▶ _TO DO_
Consider the records below. How many of their lines include the word "заглавной"? State the number and nothing else.

[Stored items from a collection]
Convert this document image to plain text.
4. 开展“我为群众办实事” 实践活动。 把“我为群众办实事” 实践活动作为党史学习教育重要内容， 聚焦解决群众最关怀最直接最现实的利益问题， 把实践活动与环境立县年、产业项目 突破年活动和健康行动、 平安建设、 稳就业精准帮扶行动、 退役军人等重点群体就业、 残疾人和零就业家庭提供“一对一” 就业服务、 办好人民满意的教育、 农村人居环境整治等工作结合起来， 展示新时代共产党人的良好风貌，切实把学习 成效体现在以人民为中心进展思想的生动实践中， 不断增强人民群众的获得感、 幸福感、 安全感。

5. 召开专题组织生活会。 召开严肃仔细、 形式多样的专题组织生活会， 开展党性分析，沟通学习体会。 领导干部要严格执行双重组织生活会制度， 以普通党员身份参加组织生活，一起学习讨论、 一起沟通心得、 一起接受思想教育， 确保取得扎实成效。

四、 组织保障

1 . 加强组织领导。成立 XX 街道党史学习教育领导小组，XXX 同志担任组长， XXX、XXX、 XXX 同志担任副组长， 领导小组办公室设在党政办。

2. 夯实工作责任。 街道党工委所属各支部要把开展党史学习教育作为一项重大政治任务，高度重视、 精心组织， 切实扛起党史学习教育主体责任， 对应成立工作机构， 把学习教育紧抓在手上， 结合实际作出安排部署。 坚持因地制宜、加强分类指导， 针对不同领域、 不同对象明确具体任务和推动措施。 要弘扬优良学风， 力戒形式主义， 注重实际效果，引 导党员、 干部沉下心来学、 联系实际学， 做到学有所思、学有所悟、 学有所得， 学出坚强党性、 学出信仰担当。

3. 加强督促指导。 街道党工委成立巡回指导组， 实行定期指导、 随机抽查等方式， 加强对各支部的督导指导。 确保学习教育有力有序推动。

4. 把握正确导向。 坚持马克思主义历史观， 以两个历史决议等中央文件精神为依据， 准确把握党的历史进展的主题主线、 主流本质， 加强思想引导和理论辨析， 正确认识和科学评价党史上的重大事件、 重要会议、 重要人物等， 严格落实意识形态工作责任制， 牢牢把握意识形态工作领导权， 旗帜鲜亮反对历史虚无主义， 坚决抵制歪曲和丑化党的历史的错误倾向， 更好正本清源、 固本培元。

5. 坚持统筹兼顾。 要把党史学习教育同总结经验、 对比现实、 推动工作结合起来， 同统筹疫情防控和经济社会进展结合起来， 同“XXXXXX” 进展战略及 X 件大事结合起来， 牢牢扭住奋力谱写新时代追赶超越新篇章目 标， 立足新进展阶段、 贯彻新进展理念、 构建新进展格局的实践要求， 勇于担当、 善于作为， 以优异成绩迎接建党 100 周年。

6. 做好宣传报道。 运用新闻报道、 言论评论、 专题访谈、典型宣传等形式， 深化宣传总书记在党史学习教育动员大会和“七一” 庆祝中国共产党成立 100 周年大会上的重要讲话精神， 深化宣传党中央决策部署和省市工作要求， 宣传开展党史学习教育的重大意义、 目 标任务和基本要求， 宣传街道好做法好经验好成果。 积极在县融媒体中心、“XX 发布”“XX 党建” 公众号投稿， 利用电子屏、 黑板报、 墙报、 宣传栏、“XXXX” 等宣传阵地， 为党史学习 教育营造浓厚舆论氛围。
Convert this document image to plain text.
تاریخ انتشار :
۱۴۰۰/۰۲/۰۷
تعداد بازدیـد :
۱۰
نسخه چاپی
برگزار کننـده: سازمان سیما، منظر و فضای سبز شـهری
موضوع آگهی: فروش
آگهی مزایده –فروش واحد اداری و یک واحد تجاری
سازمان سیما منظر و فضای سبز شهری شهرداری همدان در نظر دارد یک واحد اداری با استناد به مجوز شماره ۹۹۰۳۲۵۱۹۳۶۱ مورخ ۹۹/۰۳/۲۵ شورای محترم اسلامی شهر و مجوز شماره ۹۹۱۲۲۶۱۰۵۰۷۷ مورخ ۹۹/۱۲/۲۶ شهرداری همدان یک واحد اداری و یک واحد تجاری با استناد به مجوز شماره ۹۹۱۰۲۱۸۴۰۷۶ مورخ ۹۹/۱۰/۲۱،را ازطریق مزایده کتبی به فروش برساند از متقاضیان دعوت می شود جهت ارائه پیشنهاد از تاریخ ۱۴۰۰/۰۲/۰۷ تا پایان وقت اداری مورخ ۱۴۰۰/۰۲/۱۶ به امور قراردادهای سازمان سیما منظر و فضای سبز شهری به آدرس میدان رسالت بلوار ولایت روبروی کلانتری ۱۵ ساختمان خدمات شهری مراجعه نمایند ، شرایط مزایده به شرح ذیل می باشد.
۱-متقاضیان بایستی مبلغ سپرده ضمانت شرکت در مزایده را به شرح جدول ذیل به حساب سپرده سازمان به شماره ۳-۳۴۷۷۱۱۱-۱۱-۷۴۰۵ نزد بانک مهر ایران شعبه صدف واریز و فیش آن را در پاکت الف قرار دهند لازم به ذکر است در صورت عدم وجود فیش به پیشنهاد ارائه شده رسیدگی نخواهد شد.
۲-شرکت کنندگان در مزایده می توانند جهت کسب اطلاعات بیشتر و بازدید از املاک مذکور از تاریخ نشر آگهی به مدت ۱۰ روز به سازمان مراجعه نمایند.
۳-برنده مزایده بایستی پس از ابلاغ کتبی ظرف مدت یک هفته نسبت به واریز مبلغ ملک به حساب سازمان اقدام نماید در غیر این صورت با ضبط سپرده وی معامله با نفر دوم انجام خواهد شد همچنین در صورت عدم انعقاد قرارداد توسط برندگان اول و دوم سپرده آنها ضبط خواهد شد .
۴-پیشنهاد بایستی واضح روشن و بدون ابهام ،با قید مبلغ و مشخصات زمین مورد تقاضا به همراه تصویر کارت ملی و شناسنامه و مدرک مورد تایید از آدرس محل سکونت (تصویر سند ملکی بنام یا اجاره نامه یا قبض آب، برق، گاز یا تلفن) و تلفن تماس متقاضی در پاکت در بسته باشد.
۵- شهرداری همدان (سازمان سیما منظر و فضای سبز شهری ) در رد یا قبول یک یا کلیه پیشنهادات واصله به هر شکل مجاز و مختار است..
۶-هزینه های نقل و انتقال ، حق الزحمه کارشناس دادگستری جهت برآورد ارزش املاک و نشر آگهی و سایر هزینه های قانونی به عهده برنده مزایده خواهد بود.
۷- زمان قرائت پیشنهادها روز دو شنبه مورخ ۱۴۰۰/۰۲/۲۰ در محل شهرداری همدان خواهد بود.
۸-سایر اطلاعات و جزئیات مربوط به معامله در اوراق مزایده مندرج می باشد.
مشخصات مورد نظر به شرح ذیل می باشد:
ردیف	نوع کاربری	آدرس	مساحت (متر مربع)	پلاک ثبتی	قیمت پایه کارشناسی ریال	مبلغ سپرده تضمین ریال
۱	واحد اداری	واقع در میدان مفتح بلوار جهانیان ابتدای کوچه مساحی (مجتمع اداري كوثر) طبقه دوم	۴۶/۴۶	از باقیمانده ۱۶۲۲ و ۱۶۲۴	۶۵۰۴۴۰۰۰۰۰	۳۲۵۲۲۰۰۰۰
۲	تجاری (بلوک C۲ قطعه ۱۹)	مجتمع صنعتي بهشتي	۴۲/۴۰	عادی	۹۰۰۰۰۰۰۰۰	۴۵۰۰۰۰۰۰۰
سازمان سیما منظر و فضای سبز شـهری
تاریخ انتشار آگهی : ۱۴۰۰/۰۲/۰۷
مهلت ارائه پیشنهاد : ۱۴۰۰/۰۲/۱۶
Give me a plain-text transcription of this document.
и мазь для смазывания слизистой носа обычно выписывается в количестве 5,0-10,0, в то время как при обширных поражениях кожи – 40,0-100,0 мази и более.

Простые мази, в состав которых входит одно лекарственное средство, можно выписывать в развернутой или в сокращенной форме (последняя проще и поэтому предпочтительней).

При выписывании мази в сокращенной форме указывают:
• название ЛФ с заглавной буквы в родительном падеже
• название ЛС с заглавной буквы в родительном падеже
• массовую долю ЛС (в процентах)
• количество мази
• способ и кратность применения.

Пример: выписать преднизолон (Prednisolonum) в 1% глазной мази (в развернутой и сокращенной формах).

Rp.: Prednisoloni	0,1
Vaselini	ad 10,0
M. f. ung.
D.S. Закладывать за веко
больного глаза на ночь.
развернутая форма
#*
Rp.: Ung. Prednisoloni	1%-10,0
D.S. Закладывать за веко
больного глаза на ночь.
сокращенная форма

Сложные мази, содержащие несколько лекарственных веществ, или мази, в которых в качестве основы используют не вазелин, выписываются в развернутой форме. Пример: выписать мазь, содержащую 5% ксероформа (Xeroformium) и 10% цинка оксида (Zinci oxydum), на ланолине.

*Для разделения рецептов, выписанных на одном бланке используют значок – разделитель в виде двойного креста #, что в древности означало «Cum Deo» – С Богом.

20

▶ _ANSWER FOR THIS EXERCISE_
2